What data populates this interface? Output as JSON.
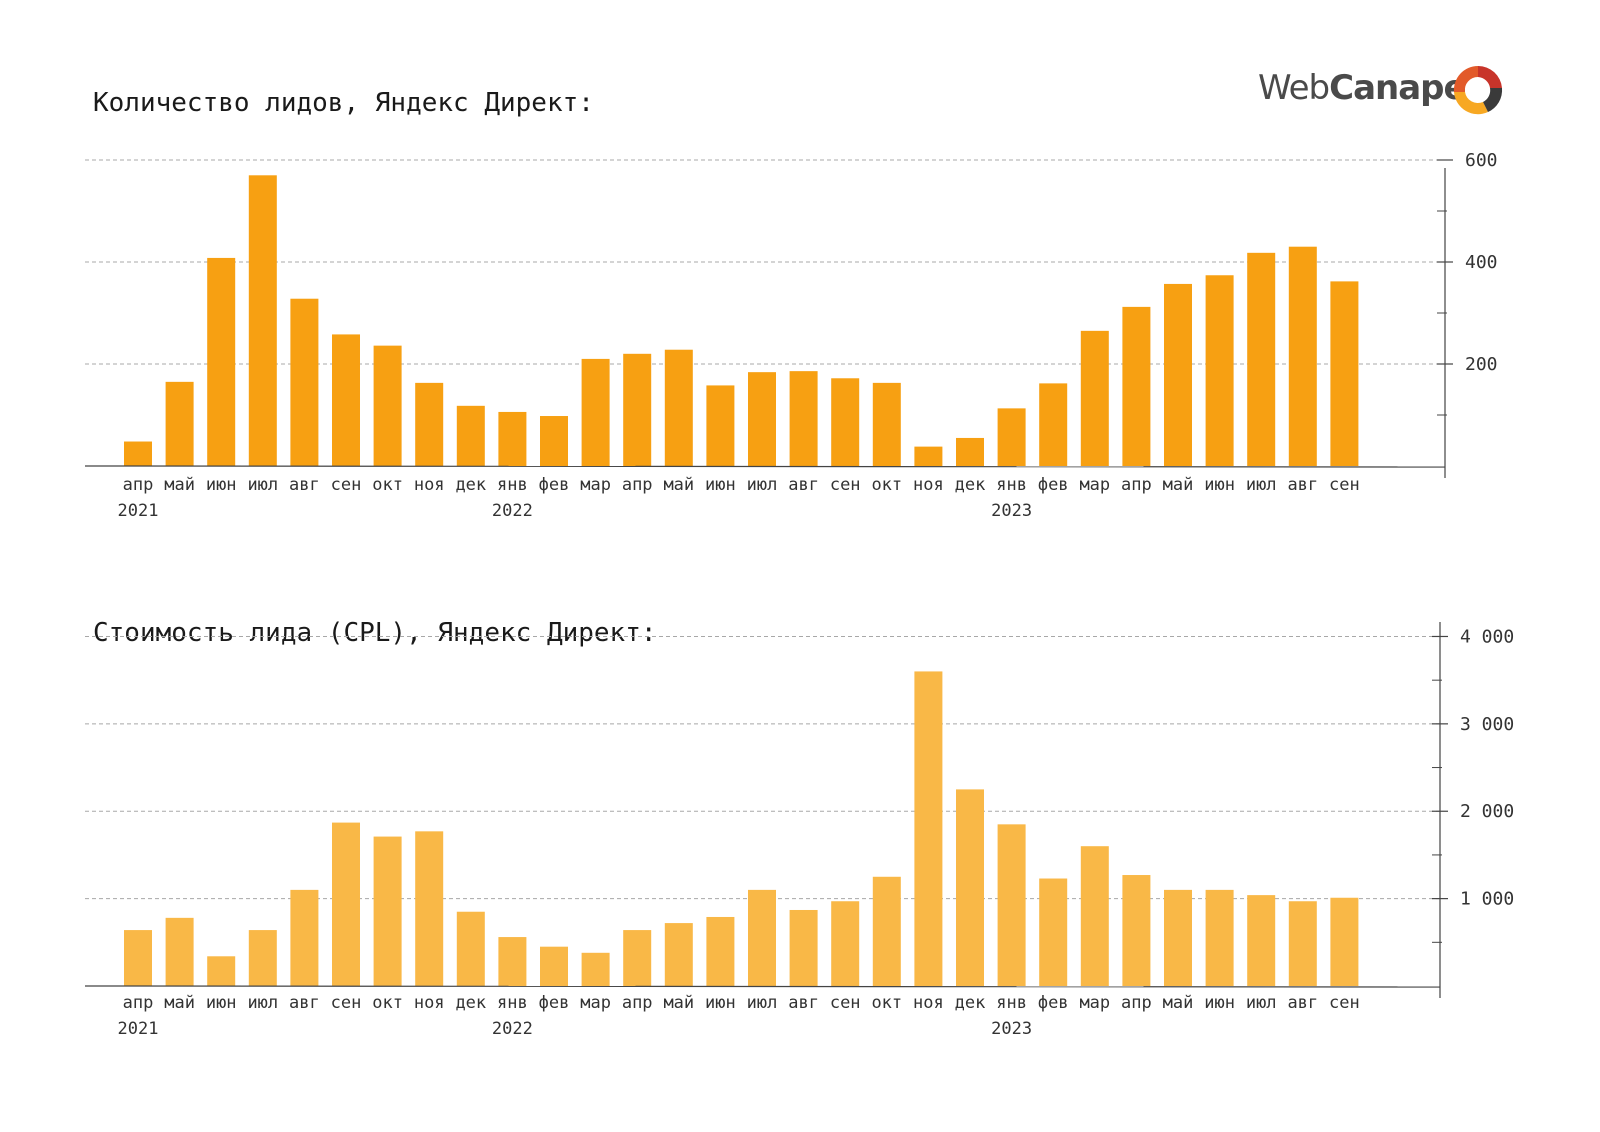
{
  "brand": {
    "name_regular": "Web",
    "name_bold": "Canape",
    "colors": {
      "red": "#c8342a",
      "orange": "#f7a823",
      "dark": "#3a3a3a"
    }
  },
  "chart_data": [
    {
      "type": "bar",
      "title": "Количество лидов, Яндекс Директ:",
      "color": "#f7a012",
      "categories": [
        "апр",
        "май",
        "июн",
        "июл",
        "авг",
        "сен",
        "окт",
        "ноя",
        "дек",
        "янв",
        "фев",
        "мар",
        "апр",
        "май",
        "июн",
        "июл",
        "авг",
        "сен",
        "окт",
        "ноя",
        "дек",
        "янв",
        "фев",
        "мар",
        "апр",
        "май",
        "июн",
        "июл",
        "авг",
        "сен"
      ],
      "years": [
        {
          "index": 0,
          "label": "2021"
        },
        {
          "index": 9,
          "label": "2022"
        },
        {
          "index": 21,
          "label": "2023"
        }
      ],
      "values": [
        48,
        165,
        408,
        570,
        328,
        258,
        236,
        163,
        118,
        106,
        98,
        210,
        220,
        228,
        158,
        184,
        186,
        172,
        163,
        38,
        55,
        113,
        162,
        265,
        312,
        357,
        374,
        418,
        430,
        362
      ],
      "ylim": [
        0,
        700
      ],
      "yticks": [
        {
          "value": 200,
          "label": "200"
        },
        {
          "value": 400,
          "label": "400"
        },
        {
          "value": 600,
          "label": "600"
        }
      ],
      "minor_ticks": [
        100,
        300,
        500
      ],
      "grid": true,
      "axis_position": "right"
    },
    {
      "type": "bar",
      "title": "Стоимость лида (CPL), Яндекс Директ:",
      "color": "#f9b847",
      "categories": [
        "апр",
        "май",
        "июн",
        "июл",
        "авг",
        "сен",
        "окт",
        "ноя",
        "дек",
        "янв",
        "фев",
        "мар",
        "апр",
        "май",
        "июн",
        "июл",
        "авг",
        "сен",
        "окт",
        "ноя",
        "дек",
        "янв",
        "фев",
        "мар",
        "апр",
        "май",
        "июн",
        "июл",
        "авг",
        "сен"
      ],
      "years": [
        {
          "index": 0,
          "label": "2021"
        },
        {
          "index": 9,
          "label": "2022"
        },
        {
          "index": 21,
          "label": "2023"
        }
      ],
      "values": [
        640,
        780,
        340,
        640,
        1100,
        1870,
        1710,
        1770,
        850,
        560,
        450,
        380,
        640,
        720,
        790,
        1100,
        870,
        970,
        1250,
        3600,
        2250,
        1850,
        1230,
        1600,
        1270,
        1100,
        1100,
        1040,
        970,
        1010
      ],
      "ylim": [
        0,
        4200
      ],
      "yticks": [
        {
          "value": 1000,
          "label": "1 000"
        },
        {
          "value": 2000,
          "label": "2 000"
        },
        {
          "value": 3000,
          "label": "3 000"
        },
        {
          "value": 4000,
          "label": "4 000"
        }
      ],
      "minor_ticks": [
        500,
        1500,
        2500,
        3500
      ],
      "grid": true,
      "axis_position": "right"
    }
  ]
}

——

Write out each line of the data exactly; the images should be left out.

What data populates this interface? Output as JSON.
{
  "brand": {
    "name_regular": "Web",
    "name_bold": "Canape",
    "colors": {
      "red": "#c8342a",
      "orange": "#f7a823",
      "dark": "#3a3a3a"
    }
  },
  "chart_data": [
    {
      "type": "bar",
      "title": "Количество лидов, Яндекс Директ:",
      "color": "#f7a012",
      "categories": [
        "апр",
        "май",
        "июн",
        "июл",
        "авг",
        "сен",
        "окт",
        "ноя",
        "дек",
        "янв",
        "фев",
        "мар",
        "апр",
        "май",
        "июн",
        "июл",
        "авг",
        "сен",
        "окт",
        "ноя",
        "дек",
        "янв",
        "фев",
        "мар",
        "апр",
        "май",
        "июн",
        "июл",
        "авг",
        "сен"
      ],
      "years": [
        {
          "index": 0,
          "label": "2021"
        },
        {
          "index": 9,
          "label": "2022"
        },
        {
          "index": 21,
          "label": "2023"
        }
      ],
      "values": [
        48,
        165,
        408,
        570,
        328,
        258,
        236,
        163,
        118,
        106,
        98,
        210,
        220,
        228,
        158,
        184,
        186,
        172,
        163,
        38,
        55,
        113,
        162,
        265,
        312,
        357,
        374,
        418,
        430,
        362
      ],
      "ylim": [
        0,
        700
      ],
      "yticks": [
        {
          "value": 200,
          "label": "200"
        },
        {
          "value": 400,
          "label": "400"
        },
        {
          "value": 600,
          "label": "600"
        }
      ],
      "minor_ticks": [
        100,
        300,
        500
      ],
      "grid": true,
      "axis_position": "right"
    },
    {
      "type": "bar",
      "title": "Стоимость лида (CPL), Яндекс Директ:",
      "color": "#f9b847",
      "categories": [
        "апр",
        "май",
        "июн",
        "июл",
        "авг",
        "сен",
        "окт",
        "ноя",
        "дек",
        "янв",
        "фев",
        "мар",
        "апр",
        "май",
        "июн",
        "июл",
        "авг",
        "сен",
        "окт",
        "ноя",
        "дек",
        "янв",
        "фев",
        "мар",
        "апр",
        "май",
        "июн",
        "июл",
        "авг",
        "сен"
      ],
      "years": [
        {
          "index": 0,
          "label": "2021"
        },
        {
          "index": 9,
          "label": "2022"
        },
        {
          "index": 21,
          "label": "2023"
        }
      ],
      "values": [
        640,
        780,
        340,
        640,
        1100,
        1870,
        1710,
        1770,
        850,
        560,
        450,
        380,
        640,
        720,
        790,
        1100,
        870,
        970,
        1250,
        3600,
        2250,
        1850,
        1230,
        1600,
        1270,
        1100,
        1100,
        1040,
        970,
        1010
      ],
      "ylim": [
        0,
        4200
      ],
      "yticks": [
        {
          "value": 1000,
          "label": "1 000"
        },
        {
          "value": 2000,
          "label": "2 000"
        },
        {
          "value": 3000,
          "label": "3 000"
        },
        {
          "value": 4000,
          "label": "4 000"
        }
      ],
      "minor_ticks": [
        500,
        1500,
        2500,
        3500
      ],
      "grid": true,
      "axis_position": "right"
    }
  ]
}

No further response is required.